▸ **Text under study**:

-------

Small round cells (arrows)—putative stem cells in a population of cells scraped from the ovarian surface epithelium. (a) Just after scraping (magnification 100-times). (b) After DAPI staining (magnification 100-times). (c) Just after scraping (magnification 100-times). (d) After DAPI staining (magnification 100-times). (e) Weakly-stained small round cell-putative stem cell after Giemsa staining (magnification 200-times). (f) Blue-stained lymphocyte (arrow) after Giemsa staining (magnification 200-times). (Light, fluorescent, inverted microscopes.)

Figure 5

Small round cells (arrows)-putative stem cells in a population of cells scraped from the ovarian surface epithelium. (a) Just after scraping (magnification 400-times). (b) Just after scraping (magnification 1,000-times). (c) After DAPI staining (magnification 400-times). (d) Positively (red) stained on the SOX-2 marker of pluripotency (magnification 400-times). (Light and fluorescent microscope.)

Figure 6

In vitro culture of cells scraped from the ovarian surface epithelium. (a) Oocyte-like cell developed in vitro on autologous ovarian fibroblasts and small round cells (arrow) with diameters of 2 to 4 μm proliferating in the surroundings as attached to fibroblasts on day 4 of the culture (magnification 100-times). (b) Oocyte-like cell developed in vitro on autologous ovarian fibroblasts on day 10 of the culture (magnification 200-times). (c, d) Cell clusters developed in vitro on autologous ovarian fibroblasts on day 4 of the culture (magnification 100-times). (Inverted microscope, Hoffman illumination.) f: autologous ovarian fibroblast, o: oocyte-like cell.

Figure 7

Alkaline phosphatase staining of cells and cell clusters during the culture of cells scraped from the ovarian surface epithelium. (a) Nonstained cell cluster (magnification 40-times). (b) Positively stained oocyte-like cell (arrow) (magnification 200-times). (c, d) Positively stained small round cells with diameters of 2 to 4 μm proliferating in a cell culture (magnification 200-times). (e, f) Positively stained cell clusters (magnification 40-times). (g) Positively stained cell cluster developing on the layer of autologous ovarian fibroblasts (magnification 100-times). (h) Small round cells (arrow) with diameters of 2 to 4 μm proliferating in the near surroundings (magnification 200-times). (inverted microscope, Hoffman illumination.)

-------

▸ **Input data**:
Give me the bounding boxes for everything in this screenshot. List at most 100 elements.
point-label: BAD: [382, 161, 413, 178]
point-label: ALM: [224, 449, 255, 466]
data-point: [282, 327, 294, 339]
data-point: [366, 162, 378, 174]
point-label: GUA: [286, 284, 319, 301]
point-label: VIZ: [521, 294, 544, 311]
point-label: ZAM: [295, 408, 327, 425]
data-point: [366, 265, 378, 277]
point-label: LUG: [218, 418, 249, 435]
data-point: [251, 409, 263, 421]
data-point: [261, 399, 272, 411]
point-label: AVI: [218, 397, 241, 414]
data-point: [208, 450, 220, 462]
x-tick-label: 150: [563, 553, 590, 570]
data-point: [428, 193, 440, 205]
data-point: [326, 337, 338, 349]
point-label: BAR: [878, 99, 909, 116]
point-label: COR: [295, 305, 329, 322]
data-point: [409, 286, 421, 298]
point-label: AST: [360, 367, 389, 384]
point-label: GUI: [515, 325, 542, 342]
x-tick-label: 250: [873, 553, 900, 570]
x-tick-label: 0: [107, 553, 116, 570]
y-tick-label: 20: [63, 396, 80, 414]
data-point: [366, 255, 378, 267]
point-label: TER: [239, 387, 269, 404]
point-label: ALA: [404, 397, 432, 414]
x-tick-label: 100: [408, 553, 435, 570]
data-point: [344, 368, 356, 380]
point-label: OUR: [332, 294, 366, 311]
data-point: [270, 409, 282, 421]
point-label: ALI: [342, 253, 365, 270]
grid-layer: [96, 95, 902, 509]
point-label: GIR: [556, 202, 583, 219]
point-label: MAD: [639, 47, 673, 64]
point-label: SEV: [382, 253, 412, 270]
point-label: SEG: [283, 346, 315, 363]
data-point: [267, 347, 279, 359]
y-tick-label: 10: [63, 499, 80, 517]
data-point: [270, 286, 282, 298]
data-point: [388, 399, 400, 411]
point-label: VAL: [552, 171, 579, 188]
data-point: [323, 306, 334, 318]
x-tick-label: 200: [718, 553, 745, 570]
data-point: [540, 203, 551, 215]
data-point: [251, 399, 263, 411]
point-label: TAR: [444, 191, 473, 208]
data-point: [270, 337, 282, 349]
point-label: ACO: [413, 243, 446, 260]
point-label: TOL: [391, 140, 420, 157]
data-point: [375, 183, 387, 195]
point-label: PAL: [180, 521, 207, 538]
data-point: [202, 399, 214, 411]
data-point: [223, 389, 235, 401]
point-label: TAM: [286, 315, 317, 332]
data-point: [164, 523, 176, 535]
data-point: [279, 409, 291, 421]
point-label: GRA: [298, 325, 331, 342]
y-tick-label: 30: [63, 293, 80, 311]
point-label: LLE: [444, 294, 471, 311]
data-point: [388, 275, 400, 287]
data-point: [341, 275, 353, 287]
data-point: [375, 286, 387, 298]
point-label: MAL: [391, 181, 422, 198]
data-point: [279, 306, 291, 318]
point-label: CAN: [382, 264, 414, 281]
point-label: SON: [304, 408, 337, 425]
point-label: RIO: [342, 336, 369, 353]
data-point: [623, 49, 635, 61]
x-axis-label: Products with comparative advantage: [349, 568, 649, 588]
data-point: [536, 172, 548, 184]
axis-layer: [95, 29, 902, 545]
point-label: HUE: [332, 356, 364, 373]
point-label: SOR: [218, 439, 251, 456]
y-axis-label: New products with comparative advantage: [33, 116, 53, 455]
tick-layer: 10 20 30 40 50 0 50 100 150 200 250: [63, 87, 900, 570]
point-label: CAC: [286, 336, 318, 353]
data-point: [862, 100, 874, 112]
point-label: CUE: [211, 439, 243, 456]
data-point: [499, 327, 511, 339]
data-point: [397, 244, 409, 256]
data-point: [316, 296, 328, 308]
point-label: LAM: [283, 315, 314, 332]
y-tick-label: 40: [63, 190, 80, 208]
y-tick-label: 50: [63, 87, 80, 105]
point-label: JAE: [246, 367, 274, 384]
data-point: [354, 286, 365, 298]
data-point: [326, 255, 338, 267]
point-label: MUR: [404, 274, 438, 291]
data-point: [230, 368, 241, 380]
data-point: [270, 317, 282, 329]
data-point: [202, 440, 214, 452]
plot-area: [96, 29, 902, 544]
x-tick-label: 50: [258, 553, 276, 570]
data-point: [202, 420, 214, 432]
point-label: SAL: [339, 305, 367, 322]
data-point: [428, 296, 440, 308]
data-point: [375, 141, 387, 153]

-------

▸ **Tasks to perform**:
**A.** Which distinct magnification levels appear in the captions on cells scraped from the ovarian surface epithelium?
**B.** In the captions on ovarian surface epithelium cells, what diameter range is given for the small round cells that proliferate in culture?
**C.** Carry on the captions about cells scraped from the ovarian surface epithelium from the point where they stop.
The entries come from a different source than the captions.

▸ **Expected outputs**:
**A.** 40-times, 100-times, 200-times, 400-times, 1,000-times

**B.** 2 to 4 μm

**C.**
Figure 8

Immunocytochemical staining of cell clusters and oocyte-like cells developed during the in vitro culture of cells scraped from the ovarian surface epithelium on markers of pluripotency SOX-2 and SSEA-4. (a, b) Non-stained cell clusters (negative control) (magnifications 40-times and 100-times). (c, d). Cell clusters positively (brown) stained on SOX-2 (magnification 40-times). (e) SOX-2 non-stained round cell (negative control) (magnification 200-times). (f) Round cell positively (brown) stained on SOX-2 (magnification 200-times). (g, h) Cell clusters positively (brown) stained on SSEA-4 surface antigen (magnification 100-times). (Inverted microscope, Hoffman illumination.)

Figure 9

Single-oocyte-like cell gene expression analyses in comparison with human embryonic stem cells and human fibroblasts. (a) Heatmap clustering. (b) Hierarchical clustering (Ward's Algorithm, Euclidean Distance Measure). (c). Principal component analysis (PCA). Legend: OLC: single oocyte-like cells, H1 hESC: human embryonic stem cells (H1 cell line), F161: human fibroblasts (F161 cell line), 1: single cell, 5: group of five cells, 10: group of ten cells, and 20: group of twenty cells.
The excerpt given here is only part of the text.